→ **LISTED RECORDS**:
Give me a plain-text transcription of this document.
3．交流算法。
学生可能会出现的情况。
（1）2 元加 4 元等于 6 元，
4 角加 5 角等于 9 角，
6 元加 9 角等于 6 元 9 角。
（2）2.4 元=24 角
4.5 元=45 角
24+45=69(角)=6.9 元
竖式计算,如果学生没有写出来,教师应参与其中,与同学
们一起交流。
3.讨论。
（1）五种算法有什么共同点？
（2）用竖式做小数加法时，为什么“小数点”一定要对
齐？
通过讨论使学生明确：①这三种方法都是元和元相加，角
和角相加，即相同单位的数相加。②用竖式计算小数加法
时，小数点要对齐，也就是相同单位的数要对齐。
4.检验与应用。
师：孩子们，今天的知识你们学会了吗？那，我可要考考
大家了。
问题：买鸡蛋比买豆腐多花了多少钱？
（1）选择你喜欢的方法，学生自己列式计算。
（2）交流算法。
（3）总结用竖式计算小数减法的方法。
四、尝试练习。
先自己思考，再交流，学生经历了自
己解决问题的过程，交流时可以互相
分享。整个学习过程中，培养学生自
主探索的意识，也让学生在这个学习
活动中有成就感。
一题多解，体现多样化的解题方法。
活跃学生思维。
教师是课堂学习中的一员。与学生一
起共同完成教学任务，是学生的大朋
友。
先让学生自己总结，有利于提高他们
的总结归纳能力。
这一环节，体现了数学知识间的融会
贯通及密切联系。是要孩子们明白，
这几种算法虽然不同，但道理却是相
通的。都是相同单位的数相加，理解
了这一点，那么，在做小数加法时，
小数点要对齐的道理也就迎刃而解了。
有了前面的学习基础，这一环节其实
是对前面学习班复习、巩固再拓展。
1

→ **TASK GOAL**: Give back all the data exactly as written.

→ **PROBLEM SOLUTION**:
Give me a plain-text transcription of this document.
3．交流算法。
学生可能会出现的情况。
（1）2 元加 4 元等于 6 元，
4 角加 5 角等于 9 角，
6 元加 9 角等于 6 元 9 角。
（2）2.4 元=24 角
4.5 元=45 角
24+45=69(角)=6.9 元
竖式计算,如果学生没有写出来,教师应参与其中,与同学
们一起交流。
3.讨论。
（1）五种算法有什么共同点？
（2）用竖式做小数加法时，为什么“小数点”一定要对
齐？
通过讨论使学生明确：①这三种方法都是元和元相加，角
和角相加，即相同单位的数相加。②用竖式计算小数加法
时，小数点要对齐，也就是相同单位的数要对齐。
4.检验与应用。
师：孩子们，今天的知识你们学会了吗？那，我可要考考
大家了。
问题：买鸡蛋比买豆腐多花了多少钱？
（1）选择你喜欢的方法，学生自己列式计算。
（2）交流算法。
（3）总结用竖式计算小数减法的方法。
四、尝试练习。
先自己思考，再交流，学生经历了自
己解决问题的过程，交流时可以互相
分享。整个学习过程中，培养学生自
主探索的意识，也让学生在这个学习
活动中有成就感。
一题多解，体现多样化的解题方法。
活跃学生思维。
教师是课堂学习中的一员。与学生一
起共同完成教学任务，是学生的大朋
友。
先让学生自己总结，有利于提高他们
的总结归纳能力。
这一环节，体现了数学知识间的融会
贯通及密切联系。是要孩子们明白，
这几种算法虽然不同，但道理却是相
通的。都是相同单位的数相加，理解
了这一点，那么，在做小数加法时，
小数点要对齐的道理也就迎刃而解了。
有了前面的学习基础，这一环节其实
是对前面学习班复习、巩固再拓展。
1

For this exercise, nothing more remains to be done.